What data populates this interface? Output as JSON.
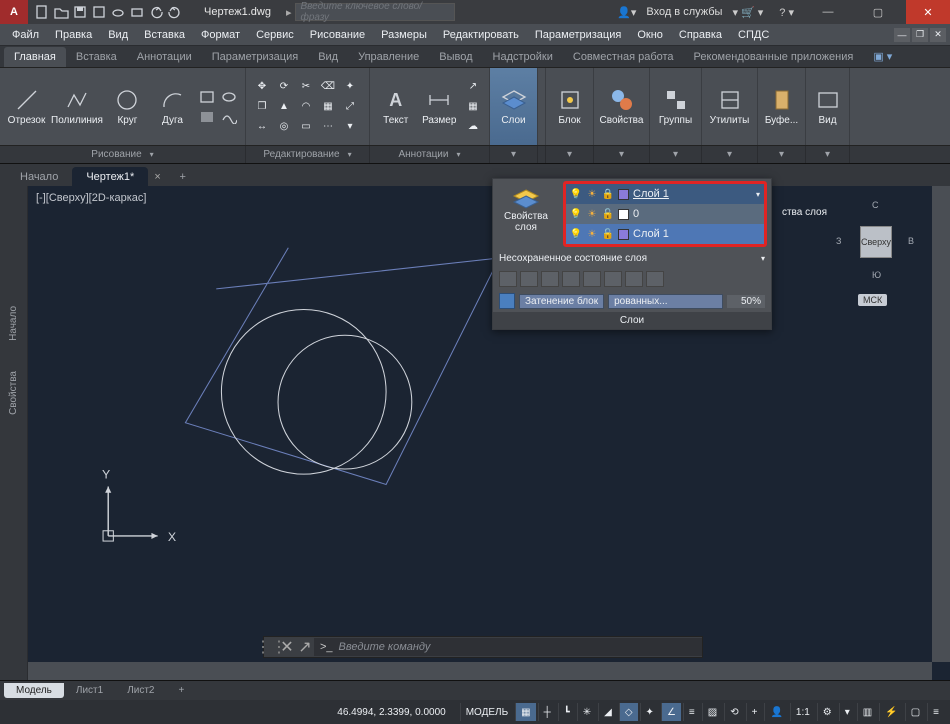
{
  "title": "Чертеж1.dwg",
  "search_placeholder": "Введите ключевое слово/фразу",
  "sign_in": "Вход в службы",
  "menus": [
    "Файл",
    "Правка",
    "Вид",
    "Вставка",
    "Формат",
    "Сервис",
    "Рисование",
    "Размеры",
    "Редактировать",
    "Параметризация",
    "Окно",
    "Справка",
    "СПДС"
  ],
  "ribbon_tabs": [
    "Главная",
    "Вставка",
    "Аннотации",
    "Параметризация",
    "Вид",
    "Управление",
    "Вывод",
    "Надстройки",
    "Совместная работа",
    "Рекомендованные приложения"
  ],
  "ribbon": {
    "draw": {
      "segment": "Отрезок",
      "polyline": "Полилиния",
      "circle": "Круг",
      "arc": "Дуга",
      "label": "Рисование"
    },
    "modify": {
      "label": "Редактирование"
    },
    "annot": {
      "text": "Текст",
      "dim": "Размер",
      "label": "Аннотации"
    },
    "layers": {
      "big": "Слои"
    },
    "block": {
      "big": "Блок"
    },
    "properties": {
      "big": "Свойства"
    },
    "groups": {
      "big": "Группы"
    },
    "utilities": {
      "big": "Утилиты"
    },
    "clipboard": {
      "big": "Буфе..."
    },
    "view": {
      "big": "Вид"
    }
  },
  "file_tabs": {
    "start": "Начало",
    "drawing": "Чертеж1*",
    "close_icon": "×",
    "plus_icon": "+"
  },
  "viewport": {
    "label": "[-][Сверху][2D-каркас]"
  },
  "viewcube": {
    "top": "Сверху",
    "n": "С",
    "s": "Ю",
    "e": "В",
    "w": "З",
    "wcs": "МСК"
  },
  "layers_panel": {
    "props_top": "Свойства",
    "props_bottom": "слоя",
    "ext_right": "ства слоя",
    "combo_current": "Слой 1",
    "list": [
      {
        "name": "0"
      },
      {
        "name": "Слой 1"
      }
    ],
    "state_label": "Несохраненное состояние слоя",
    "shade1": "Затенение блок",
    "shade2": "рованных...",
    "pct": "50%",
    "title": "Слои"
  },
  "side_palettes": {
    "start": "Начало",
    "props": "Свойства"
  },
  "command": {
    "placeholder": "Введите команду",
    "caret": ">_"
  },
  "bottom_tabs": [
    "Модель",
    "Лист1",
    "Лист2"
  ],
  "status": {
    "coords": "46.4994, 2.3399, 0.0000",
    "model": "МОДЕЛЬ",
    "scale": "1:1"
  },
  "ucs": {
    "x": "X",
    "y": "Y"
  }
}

☆ ☆ ☆ ☆ ☆ ☆ ☆

Prompt -
Report all lines of the data above that include the string "Введите".

Finished task -
  "search_placeholder": "Введите ключевое слово/фразу",
    "placeholder": "Введите команду",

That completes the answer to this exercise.